__Task brief__: Output the full listing below exactly, without the pictures.

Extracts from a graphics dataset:
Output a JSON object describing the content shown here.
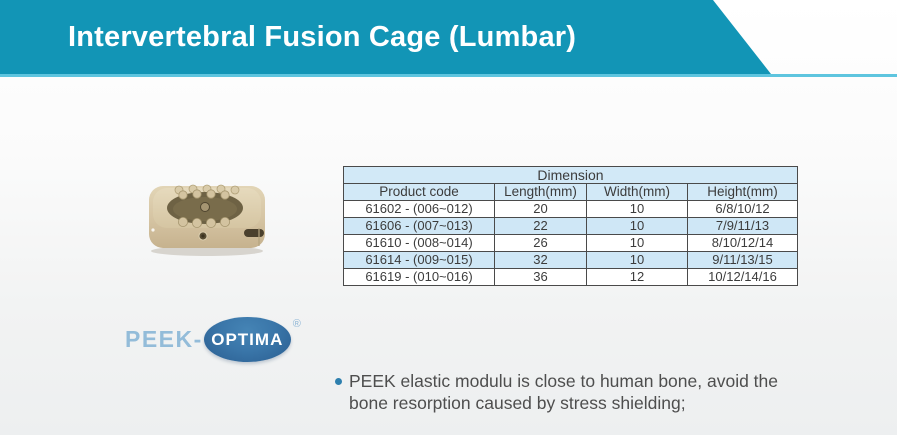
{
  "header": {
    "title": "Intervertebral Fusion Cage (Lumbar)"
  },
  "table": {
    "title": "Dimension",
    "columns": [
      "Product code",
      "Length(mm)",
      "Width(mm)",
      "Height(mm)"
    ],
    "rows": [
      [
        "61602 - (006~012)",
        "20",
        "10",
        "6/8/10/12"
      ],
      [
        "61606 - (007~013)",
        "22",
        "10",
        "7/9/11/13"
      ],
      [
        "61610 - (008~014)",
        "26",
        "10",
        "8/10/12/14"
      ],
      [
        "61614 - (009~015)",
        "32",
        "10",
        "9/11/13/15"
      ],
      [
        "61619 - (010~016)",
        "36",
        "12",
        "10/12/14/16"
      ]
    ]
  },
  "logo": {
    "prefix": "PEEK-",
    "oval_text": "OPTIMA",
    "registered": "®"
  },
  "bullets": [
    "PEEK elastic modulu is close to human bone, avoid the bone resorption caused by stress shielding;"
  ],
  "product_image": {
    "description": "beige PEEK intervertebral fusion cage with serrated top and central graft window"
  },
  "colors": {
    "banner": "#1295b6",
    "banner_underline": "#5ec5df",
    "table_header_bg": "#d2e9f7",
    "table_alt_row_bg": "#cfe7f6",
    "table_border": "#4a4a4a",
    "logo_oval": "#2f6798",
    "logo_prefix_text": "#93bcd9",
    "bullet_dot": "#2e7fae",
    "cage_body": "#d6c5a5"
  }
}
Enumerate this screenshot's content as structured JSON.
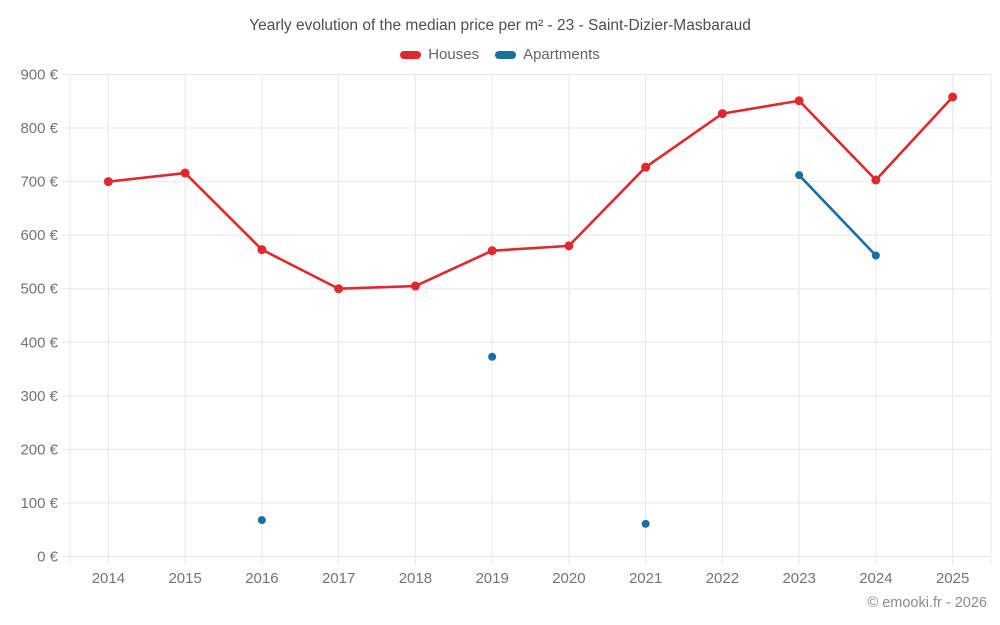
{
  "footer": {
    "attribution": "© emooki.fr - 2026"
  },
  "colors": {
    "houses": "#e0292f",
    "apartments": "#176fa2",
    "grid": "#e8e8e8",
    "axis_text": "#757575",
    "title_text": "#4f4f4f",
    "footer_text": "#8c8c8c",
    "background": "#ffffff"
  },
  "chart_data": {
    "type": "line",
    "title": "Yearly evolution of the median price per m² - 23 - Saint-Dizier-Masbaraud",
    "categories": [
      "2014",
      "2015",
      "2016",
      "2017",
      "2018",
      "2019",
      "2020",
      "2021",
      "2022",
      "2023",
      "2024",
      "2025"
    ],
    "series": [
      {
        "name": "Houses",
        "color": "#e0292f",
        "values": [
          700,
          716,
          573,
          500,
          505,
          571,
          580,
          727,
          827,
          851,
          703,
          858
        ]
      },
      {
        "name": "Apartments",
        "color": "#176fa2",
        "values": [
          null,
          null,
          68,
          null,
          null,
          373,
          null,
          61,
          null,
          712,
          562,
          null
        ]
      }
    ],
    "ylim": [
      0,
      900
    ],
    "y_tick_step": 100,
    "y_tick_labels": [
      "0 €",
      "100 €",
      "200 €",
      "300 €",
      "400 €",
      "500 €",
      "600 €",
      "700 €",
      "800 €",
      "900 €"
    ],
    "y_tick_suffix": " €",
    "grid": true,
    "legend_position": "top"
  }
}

__Reply to the exercise__:
Output a JSON object describing the content shown here.
{
  "header": {
    "title": "Intervertebral Fusion Cage (Lumbar)"
  },
  "table": {
    "title": "Dimension",
    "columns": [
      "Product code",
      "Length(mm)",
      "Width(mm)",
      "Height(mm)"
    ],
    "rows": [
      [
        "61602 - (006~012)",
        "20",
        "10",
        "6/8/10/12"
      ],
      [
        "61606 - (007~013)",
        "22",
        "10",
        "7/9/11/13"
      ],
      [
        "61610 - (008~014)",
        "26",
        "10",
        "8/10/12/14"
      ],
      [
        "61614 - (009~015)",
        "32",
        "10",
        "9/11/13/15"
      ],
      [
        "61619 - (010~016)",
        "36",
        "12",
        "10/12/14/16"
      ]
    ]
  },
  "logo": {
    "prefix": "PEEK-",
    "oval_text": "OPTIMA",
    "registered": "®"
  },
  "bullets": [
    "PEEK elastic modulu is close to human bone, avoid the bone resorption caused by stress shielding;"
  ],
  "product_image": {
    "description": "beige PEEK intervertebral fusion cage with serrated top and central graft window"
  },
  "colors": {
    "banner": "#1295b6",
    "banner_underline": "#5ec5df",
    "table_header_bg": "#d2e9f7",
    "table_alt_row_bg": "#cfe7f6",
    "table_border": "#4a4a4a",
    "logo_oval": "#2f6798",
    "logo_prefix_text": "#93bcd9",
    "bullet_dot": "#2e7fae",
    "cage_body": "#d6c5a5"
  }
}
Enumerate this screenshot's content as structured JSON.
{
  "footer": {
    "attribution": "© emooki.fr - 2026"
  },
  "colors": {
    "houses": "#e0292f",
    "apartments": "#176fa2",
    "grid": "#e8e8e8",
    "axis_text": "#757575",
    "title_text": "#4f4f4f",
    "footer_text": "#8c8c8c",
    "background": "#ffffff"
  },
  "chart_data": {
    "type": "line",
    "title": "Yearly evolution of the median price per m² - 23 - Saint-Dizier-Masbaraud",
    "categories": [
      "2014",
      "2015",
      "2016",
      "2017",
      "2018",
      "2019",
      "2020",
      "2021",
      "2022",
      "2023",
      "2024",
      "2025"
    ],
    "series": [
      {
        "name": "Houses",
        "color": "#e0292f",
        "values": [
          700,
          716,
          573,
          500,
          505,
          571,
          580,
          727,
          827,
          851,
          703,
          858
        ]
      },
      {
        "name": "Apartments",
        "color": "#176fa2",
        "values": [
          null,
          null,
          68,
          null,
          null,
          373,
          null,
          61,
          null,
          712,
          562,
          null
        ]
      }
    ],
    "ylim": [
      0,
      900
    ],
    "y_tick_step": 100,
    "y_tick_labels": [
      "0 €",
      "100 €",
      "200 €",
      "300 €",
      "400 €",
      "500 €",
      "600 €",
      "700 €",
      "800 €",
      "900 €"
    ],
    "y_tick_suffix": " €",
    "grid": true,
    "legend_position": "top"
  }
}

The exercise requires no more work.